Stated goal. Each entry should be quoted word for word, including every mark of punctuation.

** Begin Input for this task **

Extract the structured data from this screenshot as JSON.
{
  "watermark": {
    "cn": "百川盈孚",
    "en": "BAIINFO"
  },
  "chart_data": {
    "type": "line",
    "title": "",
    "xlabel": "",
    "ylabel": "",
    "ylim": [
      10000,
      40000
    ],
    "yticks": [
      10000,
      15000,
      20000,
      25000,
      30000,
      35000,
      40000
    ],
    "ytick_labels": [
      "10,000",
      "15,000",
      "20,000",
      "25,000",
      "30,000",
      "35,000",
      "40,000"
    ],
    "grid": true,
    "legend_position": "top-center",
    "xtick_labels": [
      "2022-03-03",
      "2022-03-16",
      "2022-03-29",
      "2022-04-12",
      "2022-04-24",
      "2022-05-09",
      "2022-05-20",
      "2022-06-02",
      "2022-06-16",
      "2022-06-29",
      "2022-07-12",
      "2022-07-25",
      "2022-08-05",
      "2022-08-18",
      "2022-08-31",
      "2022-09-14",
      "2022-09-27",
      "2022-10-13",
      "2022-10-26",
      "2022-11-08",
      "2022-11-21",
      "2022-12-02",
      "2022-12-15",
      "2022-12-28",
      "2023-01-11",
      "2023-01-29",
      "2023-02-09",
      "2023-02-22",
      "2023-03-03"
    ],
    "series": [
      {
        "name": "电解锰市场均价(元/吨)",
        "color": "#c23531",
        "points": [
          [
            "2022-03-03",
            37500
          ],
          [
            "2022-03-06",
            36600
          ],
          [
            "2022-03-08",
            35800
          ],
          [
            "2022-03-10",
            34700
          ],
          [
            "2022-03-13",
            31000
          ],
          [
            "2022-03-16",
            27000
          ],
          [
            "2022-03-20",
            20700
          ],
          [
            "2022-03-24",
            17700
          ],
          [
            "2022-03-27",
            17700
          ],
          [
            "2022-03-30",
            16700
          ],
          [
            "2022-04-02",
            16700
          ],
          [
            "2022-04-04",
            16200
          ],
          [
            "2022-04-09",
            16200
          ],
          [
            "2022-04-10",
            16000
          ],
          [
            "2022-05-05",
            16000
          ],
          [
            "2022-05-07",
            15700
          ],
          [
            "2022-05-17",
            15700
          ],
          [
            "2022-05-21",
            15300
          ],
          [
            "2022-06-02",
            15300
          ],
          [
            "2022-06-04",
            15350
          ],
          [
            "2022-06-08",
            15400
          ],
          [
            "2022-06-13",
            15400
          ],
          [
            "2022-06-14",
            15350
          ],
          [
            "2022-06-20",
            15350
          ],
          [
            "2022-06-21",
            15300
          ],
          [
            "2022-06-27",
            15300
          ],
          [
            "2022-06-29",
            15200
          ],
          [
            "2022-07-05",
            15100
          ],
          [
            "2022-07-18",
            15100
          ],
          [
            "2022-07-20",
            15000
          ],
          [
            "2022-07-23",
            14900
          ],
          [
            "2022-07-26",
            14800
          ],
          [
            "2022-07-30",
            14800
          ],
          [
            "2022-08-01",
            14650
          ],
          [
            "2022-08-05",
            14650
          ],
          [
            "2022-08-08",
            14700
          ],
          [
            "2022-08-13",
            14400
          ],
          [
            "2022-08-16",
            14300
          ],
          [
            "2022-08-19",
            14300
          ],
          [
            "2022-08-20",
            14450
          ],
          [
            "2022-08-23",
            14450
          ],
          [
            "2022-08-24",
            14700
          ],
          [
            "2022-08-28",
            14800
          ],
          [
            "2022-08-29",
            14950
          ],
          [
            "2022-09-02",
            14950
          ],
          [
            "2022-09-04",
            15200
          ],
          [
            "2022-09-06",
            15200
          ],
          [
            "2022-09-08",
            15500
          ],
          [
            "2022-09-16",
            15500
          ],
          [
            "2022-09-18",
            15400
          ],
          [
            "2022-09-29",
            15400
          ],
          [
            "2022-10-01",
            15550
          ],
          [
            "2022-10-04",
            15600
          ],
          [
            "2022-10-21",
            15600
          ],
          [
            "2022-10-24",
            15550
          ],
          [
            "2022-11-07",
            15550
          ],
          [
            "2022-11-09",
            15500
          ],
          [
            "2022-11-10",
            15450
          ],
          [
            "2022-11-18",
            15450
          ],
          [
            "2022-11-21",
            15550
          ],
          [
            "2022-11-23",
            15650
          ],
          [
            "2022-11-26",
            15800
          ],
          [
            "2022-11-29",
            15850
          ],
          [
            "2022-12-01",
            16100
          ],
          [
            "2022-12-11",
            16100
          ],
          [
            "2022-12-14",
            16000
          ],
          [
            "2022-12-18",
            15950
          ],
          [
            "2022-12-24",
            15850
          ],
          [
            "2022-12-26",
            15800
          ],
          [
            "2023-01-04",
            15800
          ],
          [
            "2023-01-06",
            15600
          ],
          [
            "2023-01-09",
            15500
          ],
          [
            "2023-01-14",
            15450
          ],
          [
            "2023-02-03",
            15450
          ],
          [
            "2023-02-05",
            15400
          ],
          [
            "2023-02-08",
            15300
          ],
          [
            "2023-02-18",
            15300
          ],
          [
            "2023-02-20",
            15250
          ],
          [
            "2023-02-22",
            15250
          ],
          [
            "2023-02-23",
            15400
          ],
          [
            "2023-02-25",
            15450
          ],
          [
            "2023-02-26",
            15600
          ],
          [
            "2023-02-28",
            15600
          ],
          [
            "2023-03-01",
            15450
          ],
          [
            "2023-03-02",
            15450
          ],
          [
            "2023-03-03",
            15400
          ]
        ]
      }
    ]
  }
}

** End Input for this task **

Output of the exercise.
Extract the structured data from this screenshot as JSON.
{
  "watermark": {
    "cn": "百川盈孚",
    "en": "BAIINFO"
  },
  "chart_data": {
    "type": "line",
    "title": "",
    "xlabel": "",
    "ylabel": "",
    "ylim": [
      10000,
      40000
    ],
    "yticks": [
      10000,
      15000,
      20000,
      25000,
      30000,
      35000,
      40000
    ],
    "ytick_labels": [
      "10,000",
      "15,000",
      "20,000",
      "25,000",
      "30,000",
      "35,000",
      "40,000"
    ],
    "grid": true,
    "legend_position": "top-center",
    "xtick_labels": [
      "2022-03-03",
      "2022-03-16",
      "2022-03-29",
      "2022-04-12",
      "2022-04-24",
      "2022-05-09",
      "2022-05-20",
      "2022-06-02",
      "2022-06-16",
      "2022-06-29",
      "2022-07-12",
      "2022-07-25",
      "2022-08-05",
      "2022-08-18",
      "2022-08-31",
      "2022-09-14",
      "2022-09-27",
      "2022-10-13",
      "2022-10-26",
      "2022-11-08",
      "2022-11-21",
      "2022-12-02",
      "2022-12-15",
      "2022-12-28",
      "2023-01-11",
      "2023-01-29",
      "2023-02-09",
      "2023-02-22",
      "2023-03-03"
    ],
    "series": [
      {
        "name": "电解锰市场均价(元/吨)",
        "color": "#c23531",
        "points": [
          [
            "2022-03-03",
            37500
          ],
          [
            "2022-03-06",
            36600
          ],
          [
            "2022-03-08",
            35800
          ],
          [
            "2022-03-10",
            34700
          ],
          [
            "2022-03-13",
            31000
          ],
          [
            "2022-03-16",
            27000
          ],
          [
            "2022-03-20",
            20700
          ],
          [
            "2022-03-24",
            17700
          ],
          [
            "2022-03-27",
            17700
          ],
          [
            "2022-03-30",
            16700
          ],
          [
            "2022-04-02",
            16700
          ],
          [
            "2022-04-04",
            16200
          ],
          [
            "2022-04-09",
            16200
          ],
          [
            "2022-04-10",
            16000
          ],
          [
            "2022-05-05",
            16000
          ],
          [
            "2022-05-07",
            15700
          ],
          [
            "2022-05-17",
            15700
          ],
          [
            "2022-05-21",
            15300
          ],
          [
            "2022-06-02",
            15300
          ],
          [
            "2022-06-04",
            15350
          ],
          [
            "2022-06-08",
            15400
          ],
          [
            "2022-06-13",
            15400
          ],
          [
            "2022-06-14",
            15350
          ],
          [
            "2022-06-20",
            15350
          ],
          [
            "2022-06-21",
            15300
          ],
          [
            "2022-06-27",
            15300
          ],
          [
            "2022-06-29",
            15200
          ],
          [
            "2022-07-05",
            15100
          ],
          [
            "2022-07-18",
            15100
          ],
          [
            "2022-07-20",
            15000
          ],
          [
            "2022-07-23",
            14900
          ],
          [
            "2022-07-26",
            14800
          ],
          [
            "2022-07-30",
            14800
          ],
          [
            "2022-08-01",
            14650
          ],
          [
            "2022-08-05",
            14650
          ],
          [
            "2022-08-08",
            14700
          ],
          [
            "2022-08-13",
            14400
          ],
          [
            "2022-08-16",
            14300
          ],
          [
            "2022-08-19",
            14300
          ],
          [
            "2022-08-20",
            14450
          ],
          [
            "2022-08-23",
            14450
          ],
          [
            "2022-08-24",
            14700
          ],
          [
            "2022-08-28",
            14800
          ],
          [
            "2022-08-29",
            14950
          ],
          [
            "2022-09-02",
            14950
          ],
          [
            "2022-09-04",
            15200
          ],
          [
            "2022-09-06",
            15200
          ],
          [
            "2022-09-08",
            15500
          ],
          [
            "2022-09-16",
            15500
          ],
          [
            "2022-09-18",
            15400
          ],
          [
            "2022-09-29",
            15400
          ],
          [
            "2022-10-01",
            15550
          ],
          [
            "2022-10-04",
            15600
          ],
          [
            "2022-10-21",
            15600
          ],
          [
            "2022-10-24",
            15550
          ],
          [
            "2022-11-07",
            15550
          ],
          [
            "2022-11-09",
            15500
          ],
          [
            "2022-11-10",
            15450
          ],
          [
            "2022-11-18",
            15450
          ],
          [
            "2022-11-21",
            15550
          ],
          [
            "2022-11-23",
            15650
          ],
          [
            "2022-11-26",
            15800
          ],
          [
            "2022-11-29",
            15850
          ],
          [
            "2022-12-01",
            16100
          ],
          [
            "2022-12-11",
            16100
          ],
          [
            "2022-12-14",
            16000
          ],
          [
            "2022-12-18",
            15950
          ],
          [
            "2022-12-24",
            15850
          ],
          [
            "2022-12-26",
            15800
          ],
          [
            "2023-01-04",
            15800
          ],
          [
            "2023-01-06",
            15600
          ],
          [
            "2023-01-09",
            15500
          ],
          [
            "2023-01-14",
            15450
          ],
          [
            "2023-02-03",
            15450
          ],
          [
            "2023-02-05",
            15400
          ],
          [
            "2023-02-08",
            15300
          ],
          [
            "2023-02-18",
            15300
          ],
          [
            "2023-02-20",
            15250
          ],
          [
            "2023-02-22",
            15250
          ],
          [
            "2023-02-23",
            15400
          ],
          [
            "2023-02-25",
            15450
          ],
          [
            "2023-02-26",
            15600
          ],
          [
            "2023-02-28",
            15600
          ],
          [
            "2023-03-01",
            15450
          ],
          [
            "2023-03-02",
            15450
          ],
          [
            "2023-03-03",
            15400
          ]
        ]
      }
    ]
  }
}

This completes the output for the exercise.